Prompt —
In the lines from the one with "segment this screenshot: for" to the one with "solvent-bond bbox=[270, 653, 273, 655]", swap "experiment-point" for "data-point", then give back those lines with everything else left as is.

Given entries —
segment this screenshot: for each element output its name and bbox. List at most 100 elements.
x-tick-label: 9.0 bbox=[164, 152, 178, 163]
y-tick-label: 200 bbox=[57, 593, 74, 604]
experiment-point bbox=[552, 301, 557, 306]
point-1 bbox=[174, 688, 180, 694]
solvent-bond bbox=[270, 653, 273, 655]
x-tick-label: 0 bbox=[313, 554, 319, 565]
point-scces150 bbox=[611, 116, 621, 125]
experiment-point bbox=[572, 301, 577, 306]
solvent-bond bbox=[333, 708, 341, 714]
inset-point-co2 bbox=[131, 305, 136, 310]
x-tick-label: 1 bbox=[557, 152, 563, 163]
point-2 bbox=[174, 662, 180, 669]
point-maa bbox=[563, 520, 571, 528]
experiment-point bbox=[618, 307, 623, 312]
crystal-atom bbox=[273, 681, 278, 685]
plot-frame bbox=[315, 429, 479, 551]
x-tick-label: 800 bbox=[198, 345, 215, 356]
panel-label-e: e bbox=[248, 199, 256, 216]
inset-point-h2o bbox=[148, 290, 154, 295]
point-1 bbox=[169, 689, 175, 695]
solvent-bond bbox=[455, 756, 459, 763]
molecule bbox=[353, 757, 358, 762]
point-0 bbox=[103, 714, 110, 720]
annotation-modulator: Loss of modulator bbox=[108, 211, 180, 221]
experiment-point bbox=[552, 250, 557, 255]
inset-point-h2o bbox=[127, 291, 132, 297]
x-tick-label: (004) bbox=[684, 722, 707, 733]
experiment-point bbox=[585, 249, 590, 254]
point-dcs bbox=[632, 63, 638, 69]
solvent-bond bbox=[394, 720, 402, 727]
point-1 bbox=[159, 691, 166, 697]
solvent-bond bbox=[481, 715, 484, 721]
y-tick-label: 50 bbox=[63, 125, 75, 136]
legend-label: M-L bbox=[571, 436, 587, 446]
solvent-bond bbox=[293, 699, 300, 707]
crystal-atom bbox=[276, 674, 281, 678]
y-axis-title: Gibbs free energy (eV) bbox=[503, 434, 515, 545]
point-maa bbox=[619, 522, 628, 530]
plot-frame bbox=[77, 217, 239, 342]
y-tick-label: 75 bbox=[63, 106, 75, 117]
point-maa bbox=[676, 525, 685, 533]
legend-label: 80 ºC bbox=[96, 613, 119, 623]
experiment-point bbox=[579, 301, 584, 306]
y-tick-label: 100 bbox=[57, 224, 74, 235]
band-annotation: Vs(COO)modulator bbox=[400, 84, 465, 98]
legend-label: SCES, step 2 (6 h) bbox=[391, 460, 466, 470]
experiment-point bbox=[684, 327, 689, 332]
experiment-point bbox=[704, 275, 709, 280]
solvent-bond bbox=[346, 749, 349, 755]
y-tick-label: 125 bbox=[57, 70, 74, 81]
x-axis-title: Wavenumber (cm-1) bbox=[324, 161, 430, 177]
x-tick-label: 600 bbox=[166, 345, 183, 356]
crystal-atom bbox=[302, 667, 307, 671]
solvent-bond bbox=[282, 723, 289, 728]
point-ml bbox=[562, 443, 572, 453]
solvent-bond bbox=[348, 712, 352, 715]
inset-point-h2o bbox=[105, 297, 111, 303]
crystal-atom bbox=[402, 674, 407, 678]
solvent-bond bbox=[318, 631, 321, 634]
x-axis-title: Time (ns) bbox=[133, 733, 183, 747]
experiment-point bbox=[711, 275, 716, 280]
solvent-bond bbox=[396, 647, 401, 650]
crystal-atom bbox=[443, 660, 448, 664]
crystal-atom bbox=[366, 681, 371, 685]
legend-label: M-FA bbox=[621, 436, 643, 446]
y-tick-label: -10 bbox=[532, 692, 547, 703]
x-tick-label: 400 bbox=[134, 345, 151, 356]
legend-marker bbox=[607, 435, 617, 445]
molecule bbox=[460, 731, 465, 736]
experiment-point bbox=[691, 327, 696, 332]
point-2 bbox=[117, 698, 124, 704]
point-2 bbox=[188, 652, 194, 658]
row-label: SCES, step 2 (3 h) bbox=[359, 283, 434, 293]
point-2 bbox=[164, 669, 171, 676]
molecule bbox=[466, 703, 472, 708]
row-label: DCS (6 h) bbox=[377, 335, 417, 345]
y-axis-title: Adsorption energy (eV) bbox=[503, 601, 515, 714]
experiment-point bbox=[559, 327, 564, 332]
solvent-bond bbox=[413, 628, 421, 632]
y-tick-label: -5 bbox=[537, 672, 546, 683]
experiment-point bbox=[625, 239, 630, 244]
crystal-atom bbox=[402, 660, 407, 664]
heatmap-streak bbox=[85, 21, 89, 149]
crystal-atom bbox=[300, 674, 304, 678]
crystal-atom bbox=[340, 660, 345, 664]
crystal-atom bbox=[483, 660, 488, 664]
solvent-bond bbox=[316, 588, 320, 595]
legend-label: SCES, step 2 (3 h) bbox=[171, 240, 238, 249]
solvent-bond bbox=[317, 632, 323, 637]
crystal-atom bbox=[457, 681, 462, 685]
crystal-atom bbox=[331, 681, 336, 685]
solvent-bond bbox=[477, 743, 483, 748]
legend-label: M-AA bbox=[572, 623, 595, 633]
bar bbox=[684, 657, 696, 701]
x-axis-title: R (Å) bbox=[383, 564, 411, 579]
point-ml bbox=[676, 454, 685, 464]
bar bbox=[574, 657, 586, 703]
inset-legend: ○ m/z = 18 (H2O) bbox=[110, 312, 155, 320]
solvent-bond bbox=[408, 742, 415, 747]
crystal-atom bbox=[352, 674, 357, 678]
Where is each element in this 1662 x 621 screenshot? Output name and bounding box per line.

--

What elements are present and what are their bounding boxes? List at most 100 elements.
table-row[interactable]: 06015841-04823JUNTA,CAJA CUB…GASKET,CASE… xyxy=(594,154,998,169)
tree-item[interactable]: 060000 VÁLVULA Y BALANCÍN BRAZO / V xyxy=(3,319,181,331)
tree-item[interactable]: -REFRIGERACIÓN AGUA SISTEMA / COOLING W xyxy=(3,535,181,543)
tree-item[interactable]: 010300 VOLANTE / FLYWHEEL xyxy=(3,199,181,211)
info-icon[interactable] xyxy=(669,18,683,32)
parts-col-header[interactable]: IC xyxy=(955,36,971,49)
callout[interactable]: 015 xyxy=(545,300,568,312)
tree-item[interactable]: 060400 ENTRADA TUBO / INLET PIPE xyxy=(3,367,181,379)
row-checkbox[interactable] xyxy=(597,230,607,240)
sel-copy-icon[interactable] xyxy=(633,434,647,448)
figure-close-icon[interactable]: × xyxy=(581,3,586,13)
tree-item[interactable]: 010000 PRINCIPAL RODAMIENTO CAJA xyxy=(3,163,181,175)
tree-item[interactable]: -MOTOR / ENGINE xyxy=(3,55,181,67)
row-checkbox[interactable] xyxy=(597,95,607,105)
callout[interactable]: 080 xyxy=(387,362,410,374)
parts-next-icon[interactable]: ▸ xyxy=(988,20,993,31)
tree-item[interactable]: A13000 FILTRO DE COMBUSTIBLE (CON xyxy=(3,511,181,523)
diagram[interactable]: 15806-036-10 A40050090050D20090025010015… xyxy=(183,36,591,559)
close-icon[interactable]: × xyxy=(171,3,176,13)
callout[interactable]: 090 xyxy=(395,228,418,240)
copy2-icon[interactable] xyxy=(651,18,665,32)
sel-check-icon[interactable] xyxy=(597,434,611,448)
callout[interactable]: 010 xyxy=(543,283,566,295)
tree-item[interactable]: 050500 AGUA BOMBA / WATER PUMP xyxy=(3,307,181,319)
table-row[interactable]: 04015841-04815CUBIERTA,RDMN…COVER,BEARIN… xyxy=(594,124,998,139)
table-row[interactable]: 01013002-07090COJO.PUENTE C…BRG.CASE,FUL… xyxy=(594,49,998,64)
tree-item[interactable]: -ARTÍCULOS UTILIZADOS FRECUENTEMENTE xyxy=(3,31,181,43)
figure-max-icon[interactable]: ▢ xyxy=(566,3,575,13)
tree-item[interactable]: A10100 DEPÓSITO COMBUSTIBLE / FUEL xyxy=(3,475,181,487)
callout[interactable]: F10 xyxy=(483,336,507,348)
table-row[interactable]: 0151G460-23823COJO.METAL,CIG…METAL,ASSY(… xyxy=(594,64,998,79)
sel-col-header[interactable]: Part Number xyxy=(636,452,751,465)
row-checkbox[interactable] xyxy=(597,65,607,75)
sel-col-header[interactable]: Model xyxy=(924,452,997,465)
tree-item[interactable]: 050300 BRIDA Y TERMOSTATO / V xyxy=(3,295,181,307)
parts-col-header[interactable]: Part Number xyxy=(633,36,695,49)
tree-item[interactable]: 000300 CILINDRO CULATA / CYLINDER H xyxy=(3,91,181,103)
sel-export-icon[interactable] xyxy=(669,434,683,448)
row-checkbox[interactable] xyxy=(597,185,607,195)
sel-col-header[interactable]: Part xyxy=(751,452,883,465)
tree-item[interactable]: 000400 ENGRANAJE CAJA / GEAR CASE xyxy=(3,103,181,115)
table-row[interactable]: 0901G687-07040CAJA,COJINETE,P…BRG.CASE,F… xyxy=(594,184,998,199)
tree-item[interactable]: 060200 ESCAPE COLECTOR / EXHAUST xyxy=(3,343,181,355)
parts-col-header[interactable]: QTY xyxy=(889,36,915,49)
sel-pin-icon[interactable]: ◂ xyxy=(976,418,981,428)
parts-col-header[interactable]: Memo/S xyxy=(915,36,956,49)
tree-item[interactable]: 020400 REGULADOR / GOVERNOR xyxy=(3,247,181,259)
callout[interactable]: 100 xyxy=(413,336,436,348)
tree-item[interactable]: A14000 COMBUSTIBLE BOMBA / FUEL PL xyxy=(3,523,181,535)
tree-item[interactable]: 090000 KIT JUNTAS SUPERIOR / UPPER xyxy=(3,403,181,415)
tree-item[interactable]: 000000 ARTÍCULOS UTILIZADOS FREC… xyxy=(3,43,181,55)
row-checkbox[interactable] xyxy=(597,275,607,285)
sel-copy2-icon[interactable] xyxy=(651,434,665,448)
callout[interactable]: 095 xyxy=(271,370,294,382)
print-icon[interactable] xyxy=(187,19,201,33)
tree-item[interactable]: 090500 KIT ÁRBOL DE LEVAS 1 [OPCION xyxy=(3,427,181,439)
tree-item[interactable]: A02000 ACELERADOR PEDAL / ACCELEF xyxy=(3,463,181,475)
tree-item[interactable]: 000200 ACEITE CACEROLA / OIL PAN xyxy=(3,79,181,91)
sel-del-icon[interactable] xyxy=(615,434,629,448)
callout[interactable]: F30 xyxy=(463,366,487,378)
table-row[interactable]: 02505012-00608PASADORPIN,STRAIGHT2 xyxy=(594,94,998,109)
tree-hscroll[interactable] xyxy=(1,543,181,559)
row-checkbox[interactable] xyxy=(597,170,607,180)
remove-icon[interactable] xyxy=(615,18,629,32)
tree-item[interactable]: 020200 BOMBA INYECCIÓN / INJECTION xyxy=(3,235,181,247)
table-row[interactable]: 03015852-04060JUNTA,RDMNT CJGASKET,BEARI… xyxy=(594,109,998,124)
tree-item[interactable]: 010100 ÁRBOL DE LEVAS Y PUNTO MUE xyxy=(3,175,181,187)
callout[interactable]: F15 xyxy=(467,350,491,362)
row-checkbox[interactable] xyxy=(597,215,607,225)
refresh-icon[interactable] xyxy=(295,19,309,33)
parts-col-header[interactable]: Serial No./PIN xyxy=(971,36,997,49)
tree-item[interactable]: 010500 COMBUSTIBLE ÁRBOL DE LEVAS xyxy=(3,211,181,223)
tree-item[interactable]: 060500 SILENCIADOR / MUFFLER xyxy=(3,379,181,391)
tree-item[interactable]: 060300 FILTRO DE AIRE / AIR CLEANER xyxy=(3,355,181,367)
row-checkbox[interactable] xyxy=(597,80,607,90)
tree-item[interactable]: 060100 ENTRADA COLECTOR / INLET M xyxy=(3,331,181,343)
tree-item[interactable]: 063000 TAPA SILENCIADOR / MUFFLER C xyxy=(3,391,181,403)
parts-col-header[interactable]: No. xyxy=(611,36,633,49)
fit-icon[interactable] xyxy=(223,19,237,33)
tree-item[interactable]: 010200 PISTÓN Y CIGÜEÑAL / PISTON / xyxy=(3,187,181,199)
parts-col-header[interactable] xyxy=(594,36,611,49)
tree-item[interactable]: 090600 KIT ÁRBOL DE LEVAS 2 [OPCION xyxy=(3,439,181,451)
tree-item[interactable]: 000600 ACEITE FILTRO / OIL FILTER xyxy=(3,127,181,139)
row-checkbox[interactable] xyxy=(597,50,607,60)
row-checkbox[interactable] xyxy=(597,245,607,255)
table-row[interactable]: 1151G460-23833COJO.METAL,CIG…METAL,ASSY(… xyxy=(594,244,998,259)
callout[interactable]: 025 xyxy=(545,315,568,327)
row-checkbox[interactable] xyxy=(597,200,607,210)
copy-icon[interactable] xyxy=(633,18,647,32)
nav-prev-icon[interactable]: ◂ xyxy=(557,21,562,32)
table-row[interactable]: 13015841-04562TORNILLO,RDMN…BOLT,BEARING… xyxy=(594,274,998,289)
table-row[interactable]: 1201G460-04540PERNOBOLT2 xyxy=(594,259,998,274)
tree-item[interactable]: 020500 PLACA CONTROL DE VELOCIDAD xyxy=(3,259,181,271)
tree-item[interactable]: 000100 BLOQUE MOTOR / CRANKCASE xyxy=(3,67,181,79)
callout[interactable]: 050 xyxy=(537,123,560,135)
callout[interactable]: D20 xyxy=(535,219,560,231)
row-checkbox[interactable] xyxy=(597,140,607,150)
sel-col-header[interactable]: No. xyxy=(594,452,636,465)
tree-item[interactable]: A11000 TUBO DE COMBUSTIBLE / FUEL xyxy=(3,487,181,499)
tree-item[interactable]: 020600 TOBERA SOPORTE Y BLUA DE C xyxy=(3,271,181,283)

--

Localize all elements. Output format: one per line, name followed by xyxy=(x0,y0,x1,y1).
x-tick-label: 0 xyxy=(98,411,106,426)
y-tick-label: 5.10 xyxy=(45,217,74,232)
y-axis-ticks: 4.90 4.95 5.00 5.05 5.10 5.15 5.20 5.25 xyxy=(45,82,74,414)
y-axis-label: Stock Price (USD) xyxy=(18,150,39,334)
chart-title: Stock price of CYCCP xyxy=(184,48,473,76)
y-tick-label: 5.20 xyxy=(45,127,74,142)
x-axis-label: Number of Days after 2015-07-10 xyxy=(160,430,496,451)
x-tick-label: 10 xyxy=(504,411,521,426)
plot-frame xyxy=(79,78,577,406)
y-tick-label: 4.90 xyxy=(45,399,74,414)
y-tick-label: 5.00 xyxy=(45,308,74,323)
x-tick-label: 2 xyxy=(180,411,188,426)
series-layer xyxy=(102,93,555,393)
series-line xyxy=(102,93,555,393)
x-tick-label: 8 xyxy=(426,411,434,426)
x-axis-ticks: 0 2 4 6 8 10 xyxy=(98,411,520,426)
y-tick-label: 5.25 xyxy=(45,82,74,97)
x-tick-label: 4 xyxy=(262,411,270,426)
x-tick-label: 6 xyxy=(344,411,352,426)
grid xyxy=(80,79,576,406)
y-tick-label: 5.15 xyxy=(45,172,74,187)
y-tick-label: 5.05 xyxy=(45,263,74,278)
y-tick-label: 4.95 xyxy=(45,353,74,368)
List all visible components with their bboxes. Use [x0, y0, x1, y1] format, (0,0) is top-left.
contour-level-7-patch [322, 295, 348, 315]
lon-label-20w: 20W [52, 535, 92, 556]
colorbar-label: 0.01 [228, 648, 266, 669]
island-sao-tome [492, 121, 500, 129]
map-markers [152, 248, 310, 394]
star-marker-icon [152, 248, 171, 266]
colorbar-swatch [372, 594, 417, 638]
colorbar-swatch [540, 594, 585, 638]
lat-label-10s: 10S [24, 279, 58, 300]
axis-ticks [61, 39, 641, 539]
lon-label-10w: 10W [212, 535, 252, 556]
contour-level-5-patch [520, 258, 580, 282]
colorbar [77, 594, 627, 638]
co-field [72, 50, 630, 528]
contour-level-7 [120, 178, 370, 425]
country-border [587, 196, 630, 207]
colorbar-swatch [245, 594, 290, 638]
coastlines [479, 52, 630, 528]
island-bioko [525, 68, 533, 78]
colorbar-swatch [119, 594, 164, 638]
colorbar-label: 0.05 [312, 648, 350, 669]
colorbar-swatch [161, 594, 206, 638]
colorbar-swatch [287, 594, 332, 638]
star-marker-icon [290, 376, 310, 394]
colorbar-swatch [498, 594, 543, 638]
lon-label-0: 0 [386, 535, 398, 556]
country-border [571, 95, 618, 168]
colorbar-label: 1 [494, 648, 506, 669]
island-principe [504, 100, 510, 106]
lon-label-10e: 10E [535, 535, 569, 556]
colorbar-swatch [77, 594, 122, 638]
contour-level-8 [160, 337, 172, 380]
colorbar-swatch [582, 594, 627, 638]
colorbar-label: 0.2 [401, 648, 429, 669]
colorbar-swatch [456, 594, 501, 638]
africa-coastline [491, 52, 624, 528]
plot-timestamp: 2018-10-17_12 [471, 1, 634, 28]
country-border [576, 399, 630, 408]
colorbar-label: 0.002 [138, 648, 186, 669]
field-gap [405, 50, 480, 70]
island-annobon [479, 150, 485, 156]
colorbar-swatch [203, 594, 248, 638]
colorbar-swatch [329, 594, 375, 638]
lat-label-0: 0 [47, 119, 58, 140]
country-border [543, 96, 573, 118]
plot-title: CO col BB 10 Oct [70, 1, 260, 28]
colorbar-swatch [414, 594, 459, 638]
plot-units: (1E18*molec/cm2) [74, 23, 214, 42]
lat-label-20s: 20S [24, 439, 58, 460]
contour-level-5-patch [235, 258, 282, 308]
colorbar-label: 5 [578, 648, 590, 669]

Problem solution —
segment this screenshot: for each element output its name and bbox. List at most 100 elements.
x-tick-label: 9.0 bbox=[164, 152, 178, 163]
y-tick-label: 200 bbox=[57, 593, 74, 604]
data-point bbox=[552, 301, 557, 306]
point-1 bbox=[174, 688, 180, 694]
solvent-bond bbox=[270, 653, 273, 655]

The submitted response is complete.